Exercise details: Give only the number of lines that hold the word "registrado".

— start of Records for processing —

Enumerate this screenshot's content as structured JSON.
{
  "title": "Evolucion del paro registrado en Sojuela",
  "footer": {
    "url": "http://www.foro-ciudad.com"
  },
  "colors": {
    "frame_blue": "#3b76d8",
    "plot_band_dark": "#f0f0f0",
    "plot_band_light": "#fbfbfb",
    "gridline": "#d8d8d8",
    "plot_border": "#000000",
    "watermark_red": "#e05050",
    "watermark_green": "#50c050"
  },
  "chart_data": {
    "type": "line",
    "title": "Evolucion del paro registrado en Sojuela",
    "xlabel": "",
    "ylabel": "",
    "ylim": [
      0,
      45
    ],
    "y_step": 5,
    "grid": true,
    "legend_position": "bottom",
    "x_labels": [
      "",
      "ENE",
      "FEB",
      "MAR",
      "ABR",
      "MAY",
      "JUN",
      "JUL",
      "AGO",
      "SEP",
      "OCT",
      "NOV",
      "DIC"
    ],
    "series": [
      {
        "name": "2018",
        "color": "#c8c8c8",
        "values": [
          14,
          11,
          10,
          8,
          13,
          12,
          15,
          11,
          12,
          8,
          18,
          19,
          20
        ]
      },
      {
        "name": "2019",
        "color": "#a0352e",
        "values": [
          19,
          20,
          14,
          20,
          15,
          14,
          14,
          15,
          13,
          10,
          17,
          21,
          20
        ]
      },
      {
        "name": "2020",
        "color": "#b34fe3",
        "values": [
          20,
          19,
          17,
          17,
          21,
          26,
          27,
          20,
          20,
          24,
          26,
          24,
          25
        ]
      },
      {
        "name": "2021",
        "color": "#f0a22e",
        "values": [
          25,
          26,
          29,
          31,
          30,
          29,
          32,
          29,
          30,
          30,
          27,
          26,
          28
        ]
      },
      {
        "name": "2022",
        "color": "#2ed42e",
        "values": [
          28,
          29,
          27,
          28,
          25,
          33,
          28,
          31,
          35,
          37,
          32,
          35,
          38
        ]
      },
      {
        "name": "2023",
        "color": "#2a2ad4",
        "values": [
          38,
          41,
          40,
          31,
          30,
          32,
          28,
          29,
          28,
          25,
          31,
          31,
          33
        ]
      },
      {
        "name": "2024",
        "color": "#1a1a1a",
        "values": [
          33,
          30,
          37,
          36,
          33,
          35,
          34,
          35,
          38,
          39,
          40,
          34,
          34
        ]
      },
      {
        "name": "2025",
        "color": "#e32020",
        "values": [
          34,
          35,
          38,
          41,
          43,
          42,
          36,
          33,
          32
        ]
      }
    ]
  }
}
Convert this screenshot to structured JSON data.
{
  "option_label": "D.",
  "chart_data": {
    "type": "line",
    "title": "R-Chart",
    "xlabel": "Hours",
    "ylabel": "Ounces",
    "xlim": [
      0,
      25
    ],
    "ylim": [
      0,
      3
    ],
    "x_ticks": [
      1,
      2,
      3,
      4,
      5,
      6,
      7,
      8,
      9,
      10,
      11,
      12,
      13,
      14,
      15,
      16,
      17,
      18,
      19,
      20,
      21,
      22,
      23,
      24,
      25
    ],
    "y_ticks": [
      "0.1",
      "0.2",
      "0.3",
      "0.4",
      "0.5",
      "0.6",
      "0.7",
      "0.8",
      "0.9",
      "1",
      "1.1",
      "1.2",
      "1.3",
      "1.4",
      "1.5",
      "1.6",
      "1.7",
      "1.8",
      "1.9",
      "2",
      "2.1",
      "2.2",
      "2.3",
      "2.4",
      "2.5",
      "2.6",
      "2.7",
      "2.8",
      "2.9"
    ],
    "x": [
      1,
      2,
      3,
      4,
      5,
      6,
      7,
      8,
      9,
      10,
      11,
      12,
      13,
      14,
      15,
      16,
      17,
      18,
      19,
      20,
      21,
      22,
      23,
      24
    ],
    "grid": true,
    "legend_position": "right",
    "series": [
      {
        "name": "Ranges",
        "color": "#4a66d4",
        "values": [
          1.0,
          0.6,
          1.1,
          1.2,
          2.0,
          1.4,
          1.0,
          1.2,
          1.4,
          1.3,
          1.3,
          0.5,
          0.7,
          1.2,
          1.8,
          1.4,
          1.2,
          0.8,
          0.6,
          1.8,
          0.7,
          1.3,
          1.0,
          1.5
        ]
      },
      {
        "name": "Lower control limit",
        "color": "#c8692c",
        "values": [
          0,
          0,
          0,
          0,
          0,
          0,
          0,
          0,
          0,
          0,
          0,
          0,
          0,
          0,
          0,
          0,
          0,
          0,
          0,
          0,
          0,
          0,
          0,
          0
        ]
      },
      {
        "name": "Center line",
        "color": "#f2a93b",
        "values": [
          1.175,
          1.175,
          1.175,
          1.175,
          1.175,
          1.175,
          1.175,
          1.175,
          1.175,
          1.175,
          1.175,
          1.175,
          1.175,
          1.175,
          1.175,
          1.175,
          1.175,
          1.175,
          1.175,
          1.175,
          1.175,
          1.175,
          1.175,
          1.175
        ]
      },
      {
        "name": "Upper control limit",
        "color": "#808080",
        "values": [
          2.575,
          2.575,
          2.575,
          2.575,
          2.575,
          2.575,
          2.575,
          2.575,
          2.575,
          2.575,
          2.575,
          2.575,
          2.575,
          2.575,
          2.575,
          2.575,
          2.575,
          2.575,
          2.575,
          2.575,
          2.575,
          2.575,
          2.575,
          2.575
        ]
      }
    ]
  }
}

— end of Records for processing —

Response: 2